***** STORED DATA

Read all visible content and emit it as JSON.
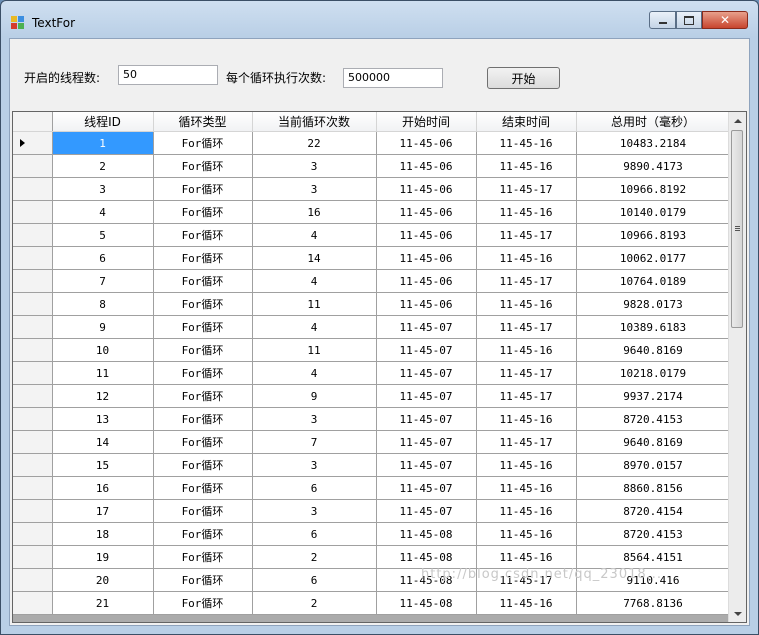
{
  "window": {
    "title": "TextFor",
    "colors": {
      "accent_selected": "#3399ff",
      "close_button": "#c8452e"
    }
  },
  "form": {
    "threads_label": "开启的线程数:",
    "threads_value": "50",
    "loops_label": "每个循环执行次数:",
    "loops_value": "500000",
    "start_button": "开始"
  },
  "grid": {
    "columns": [
      "线程ID",
      "循环类型",
      "当前循环次数",
      "开始时间",
      "结束时间",
      "总用时（毫秒）"
    ],
    "rows": [
      [
        "1",
        "For循环",
        "22",
        "11-45-06",
        "11-45-16",
        "10483.2184"
      ],
      [
        "2",
        "For循环",
        "3",
        "11-45-06",
        "11-45-16",
        "9890.4173"
      ],
      [
        "3",
        "For循环",
        "3",
        "11-45-06",
        "11-45-17",
        "10966.8192"
      ],
      [
        "4",
        "For循环",
        "16",
        "11-45-06",
        "11-45-16",
        "10140.0179"
      ],
      [
        "5",
        "For循环",
        "4",
        "11-45-06",
        "11-45-17",
        "10966.8193"
      ],
      [
        "6",
        "For循环",
        "14",
        "11-45-06",
        "11-45-16",
        "10062.0177"
      ],
      [
        "7",
        "For循环",
        "4",
        "11-45-06",
        "11-45-17",
        "10764.0189"
      ],
      [
        "8",
        "For循环",
        "11",
        "11-45-06",
        "11-45-16",
        "9828.0173"
      ],
      [
        "9",
        "For循环",
        "4",
        "11-45-07",
        "11-45-17",
        "10389.6183"
      ],
      [
        "10",
        "For循环",
        "11",
        "11-45-07",
        "11-45-16",
        "9640.8169"
      ],
      [
        "11",
        "For循环",
        "4",
        "11-45-07",
        "11-45-17",
        "10218.0179"
      ],
      [
        "12",
        "For循环",
        "9",
        "11-45-07",
        "11-45-17",
        "9937.2174"
      ],
      [
        "13",
        "For循环",
        "3",
        "11-45-07",
        "11-45-16",
        "8720.4153"
      ],
      [
        "14",
        "For循环",
        "7",
        "11-45-07",
        "11-45-17",
        "9640.8169"
      ],
      [
        "15",
        "For循环",
        "3",
        "11-45-07",
        "11-45-16",
        "8970.0157"
      ],
      [
        "16",
        "For循环",
        "6",
        "11-45-07",
        "11-45-16",
        "8860.8156"
      ],
      [
        "17",
        "For循环",
        "3",
        "11-45-07",
        "11-45-16",
        "8720.4154"
      ],
      [
        "18",
        "For循环",
        "6",
        "11-45-08",
        "11-45-16",
        "8720.4153"
      ],
      [
        "19",
        "For循环",
        "2",
        "11-45-08",
        "11-45-16",
        "8564.4151"
      ],
      [
        "20",
        "For循环",
        "6",
        "11-45-08",
        "11-45-17",
        "9110.416"
      ],
      [
        "21",
        "For循环",
        "2",
        "11-45-08",
        "11-45-16",
        "7768.8136"
      ]
    ]
  },
  "watermark": "http://blog.csdn.net/qq_23018..."
}
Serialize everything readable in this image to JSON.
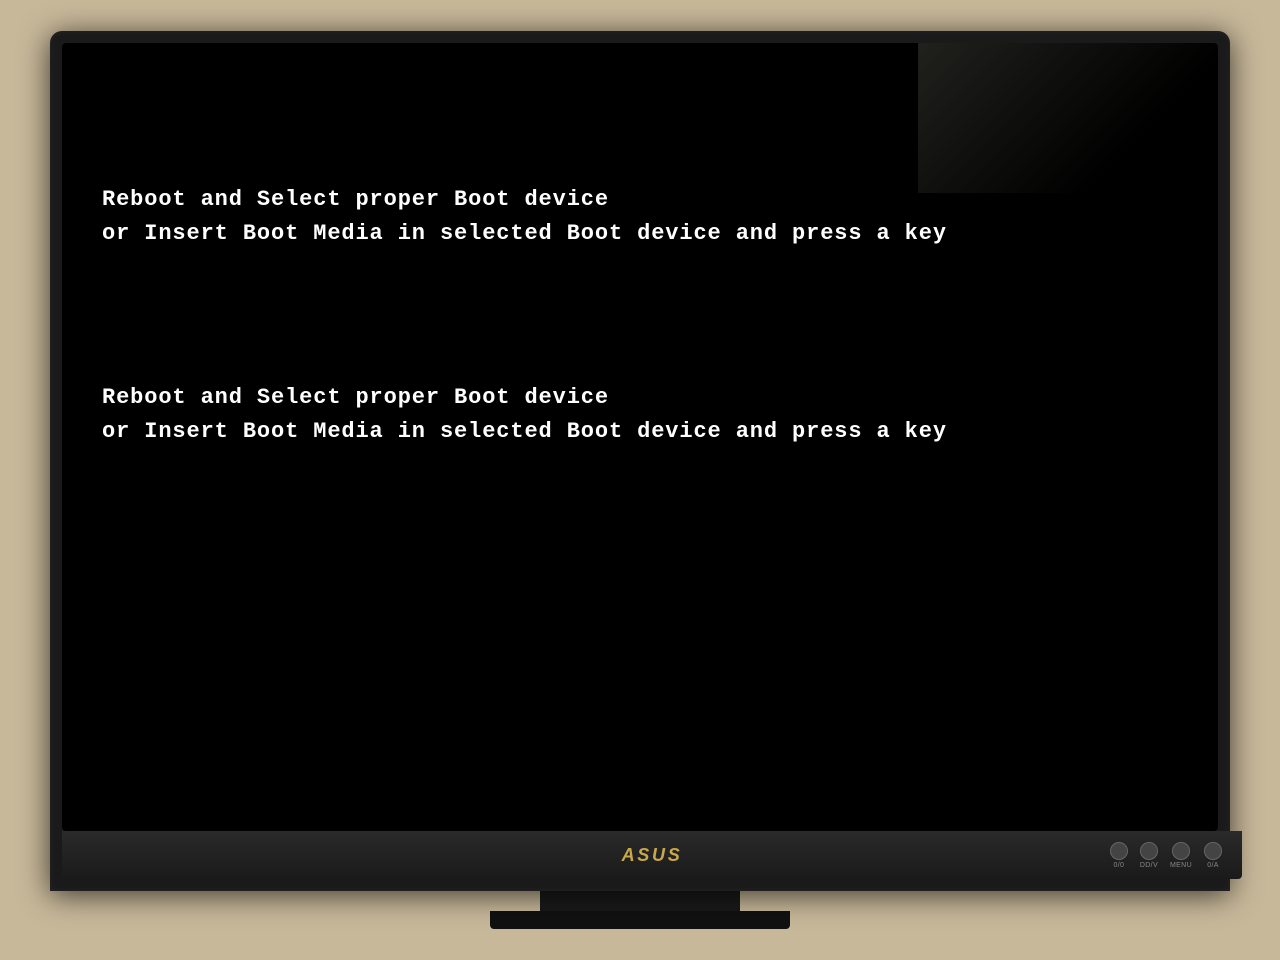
{
  "monitor": {
    "brand": "/lSUS",
    "brand_display": "ASUS"
  },
  "screen": {
    "background_color": "#000000",
    "error_messages": [
      {
        "id": "error-1",
        "line1": "Reboot and Select proper Boot device",
        "line2": "or Insert Boot Media in selected Boot device and press a key"
      },
      {
        "id": "error-2",
        "line1": "Reboot and Select proper Boot device",
        "line2": "or Insert Boot Media in selected Boot device and press a key"
      }
    ]
  },
  "bottom_bar": {
    "icons": [
      {
        "label": "0/0"
      },
      {
        "label": "DD/V"
      },
      {
        "label": "MENU"
      },
      {
        "label": "0/A"
      }
    ]
  }
}
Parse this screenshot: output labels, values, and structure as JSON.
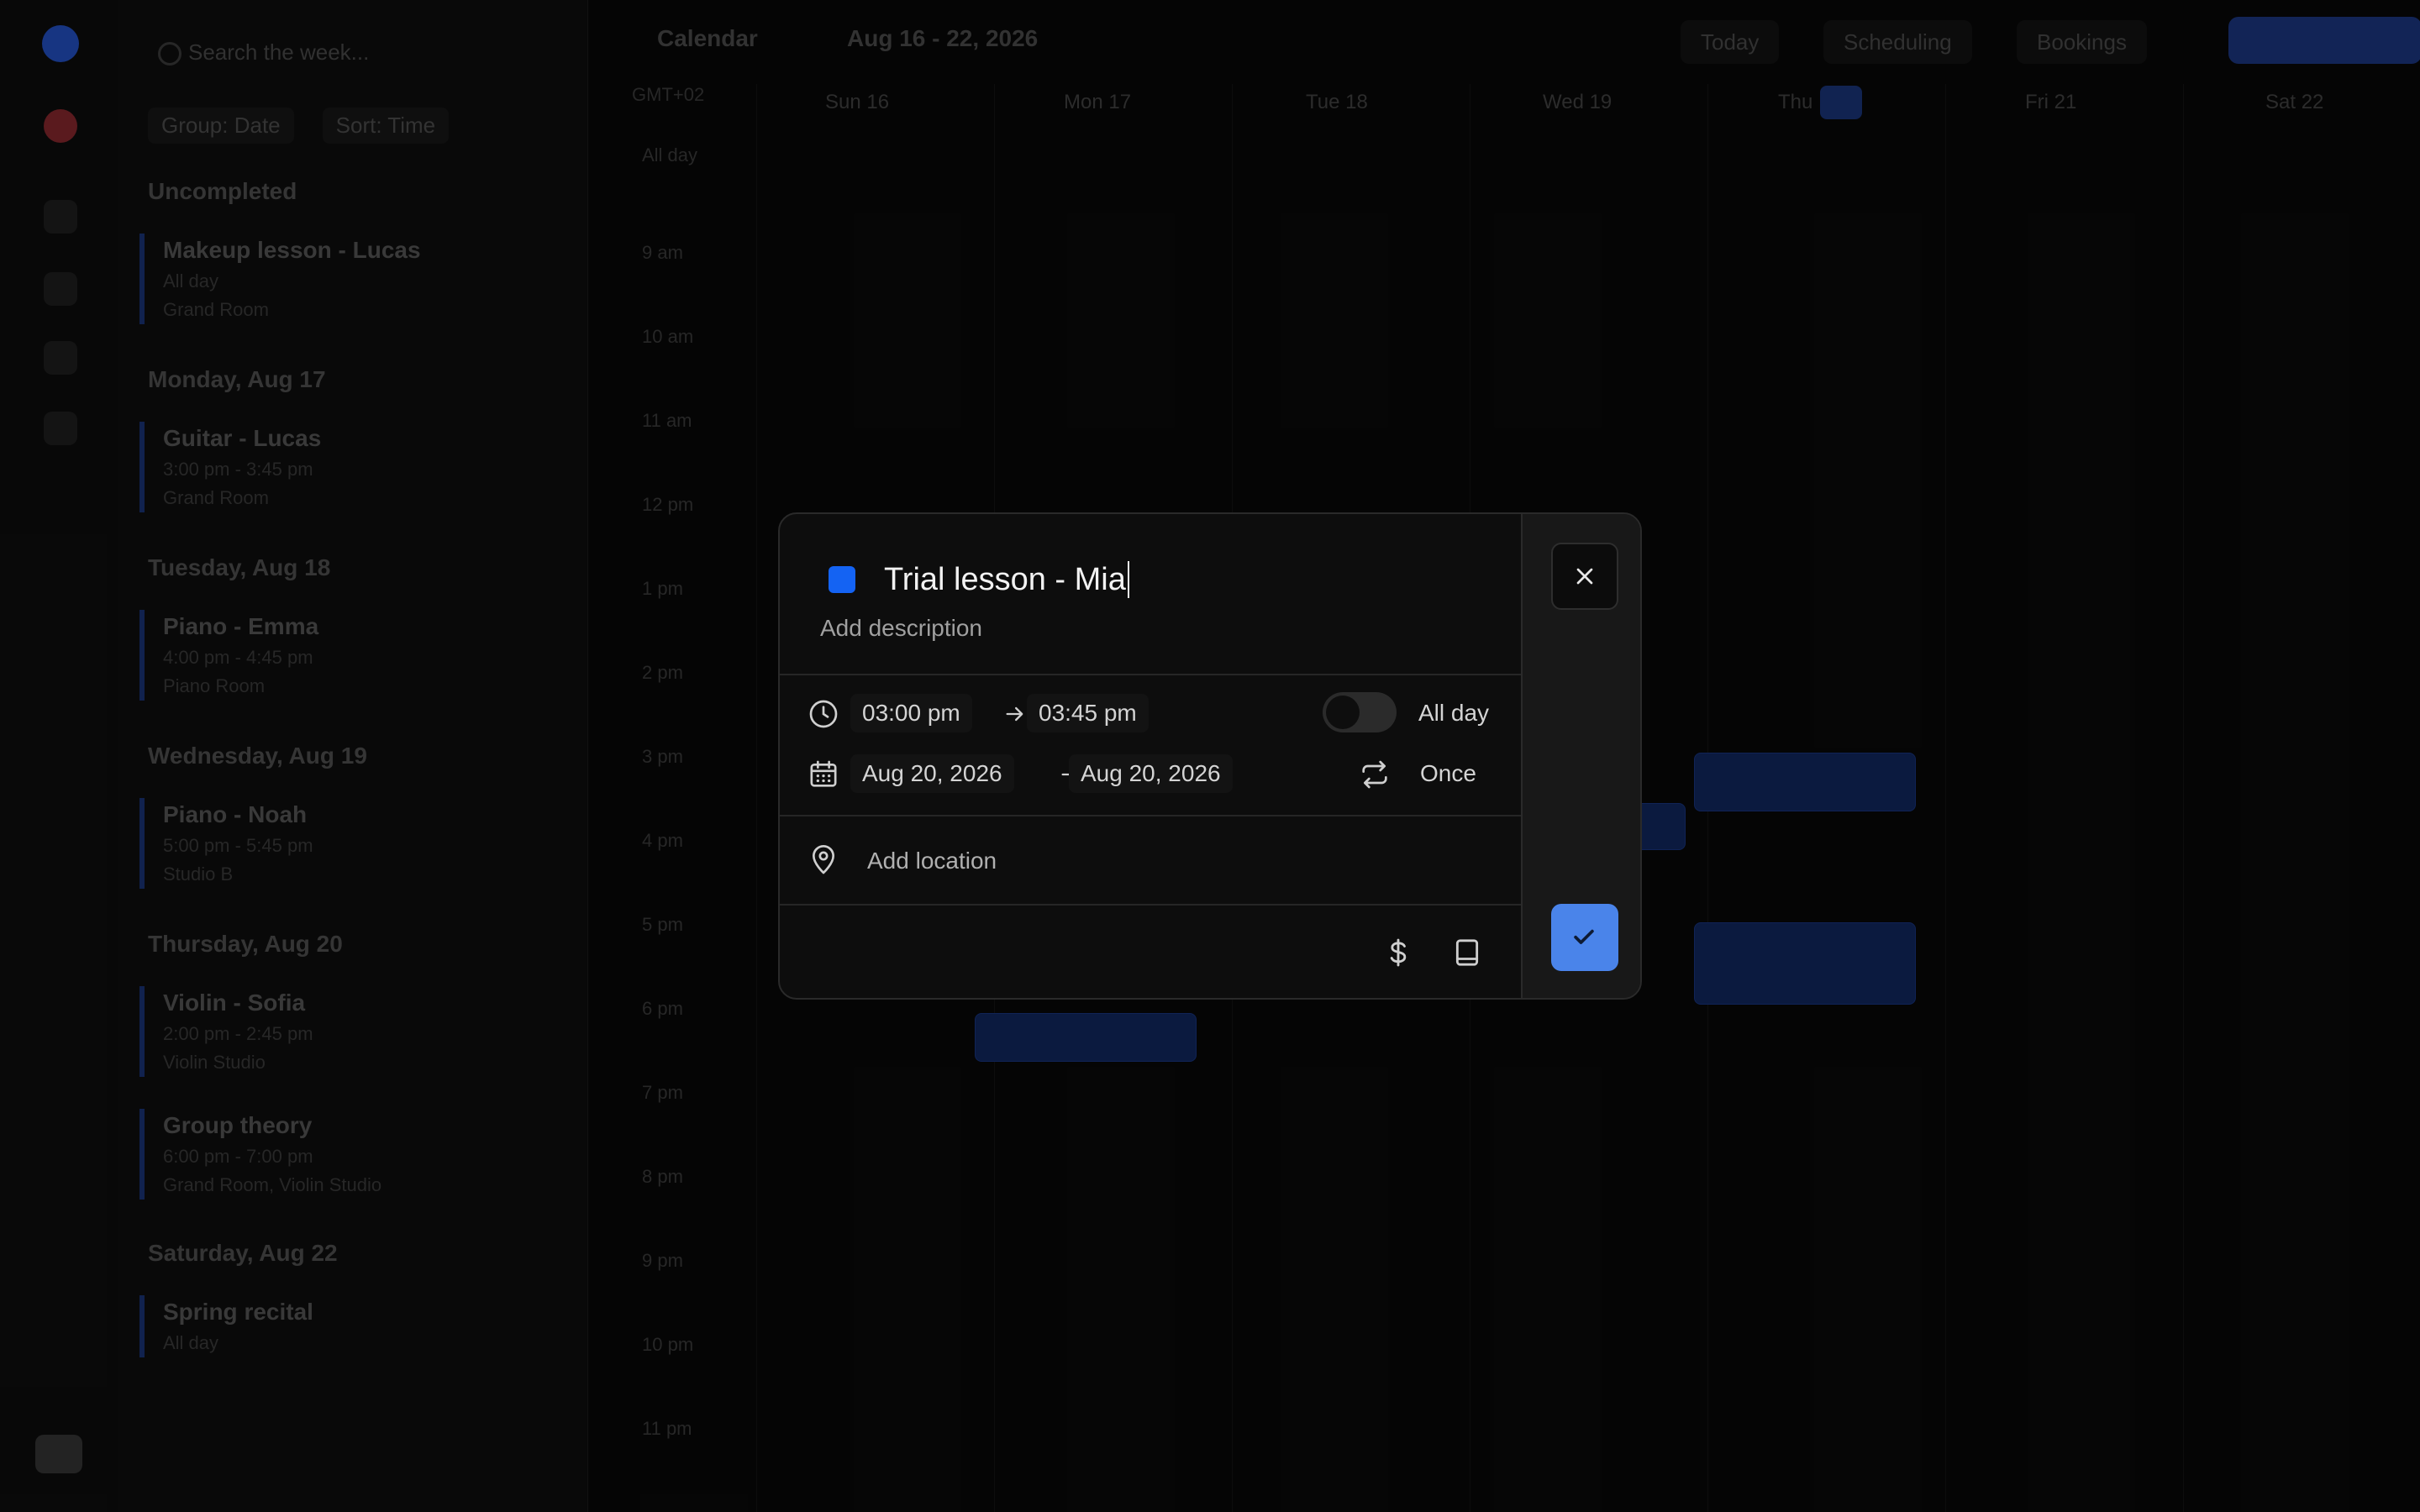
{
  "background": {
    "search_placeholder": "Search the week...",
    "filters": [
      "Group: Date",
      "Sort: Time"
    ],
    "agenda": [
      {
        "day": "Uncompleted",
        "events": [
          {
            "title": "Makeup lesson - Lucas",
            "sub1": "All day",
            "sub2": "Grand Room"
          }
        ]
      },
      {
        "day": "Monday, Aug 17",
        "events": [
          {
            "title": "Guitar - Lucas",
            "sub1": "3:00 pm - 3:45 pm",
            "sub2": "Grand Room"
          }
        ]
      },
      {
        "day": "Tuesday, Aug 18",
        "events": [
          {
            "title": "Piano - Emma",
            "sub1": "4:00 pm - 4:45 pm",
            "sub2": "Piano Room"
          }
        ]
      },
      {
        "day": "Wednesday, Aug 19",
        "events": [
          {
            "title": "Piano - Noah",
            "sub1": "5:00 pm - 5:45 pm",
            "sub2": "Studio B"
          }
        ]
      },
      {
        "day": "Thursday, Aug 20",
        "events": [
          {
            "title": "Violin - Sofia",
            "sub1": "2:00 pm - 2:45 pm",
            "sub2": "Violin Studio"
          },
          {
            "title": "Group theory",
            "sub1": "6:00 pm - 7:00 pm",
            "sub2": "Grand Room, Violin Studio"
          }
        ]
      },
      {
        "day": "Saturday, Aug 22",
        "events": [
          {
            "title": "Spring recital",
            "sub1": "All day",
            "sub2": ""
          }
        ]
      }
    ],
    "calendar": {
      "crumbs": [
        "Calendar",
        "Aug 16 - 22, 2026"
      ],
      "today_label": "Today",
      "btn_scheduling": "Scheduling",
      "btn_bookings": "Bookings",
      "timezone": "GMT+02",
      "days": [
        "Sun 16",
        "Mon 17",
        "Tue 18",
        "Wed 19",
        "Thu",
        "Fri 21",
        "Sat 22"
      ],
      "today_num": "20",
      "hours": [
        "All day",
        "9 am",
        "10 am",
        "11 am",
        "12 pm",
        "1 pm",
        "2 pm",
        "3 pm",
        "4 pm",
        "5 pm",
        "6 pm",
        "7 pm",
        "8 pm",
        "9 pm",
        "10 pm",
        "11 pm"
      ]
    }
  },
  "modal": {
    "color": "#1463f3",
    "title_value": "Trial lesson - Mia",
    "description_placeholder": "Add description",
    "start_time": "03:00 pm",
    "end_time": "03:45 pm",
    "all_day_label": "All day",
    "all_day_on": false,
    "start_date": "Aug 20, 2026",
    "end_date": "Aug 20, 2026",
    "repeat": "Once",
    "location_placeholder": "Add location",
    "icons": [
      "clock-icon",
      "calendar-icon",
      "repeat-icon",
      "location-pin-icon",
      "dollar-icon",
      "book-icon",
      "close-icon",
      "check-icon",
      "arrow-right-icon"
    ]
  }
}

**********

● **WRITTEN INSTRUCTION**
Check each line of the material above for "Lucas" and say how many lines contain it, giving the number alone.

● **COMPLETED EXERCISE**
2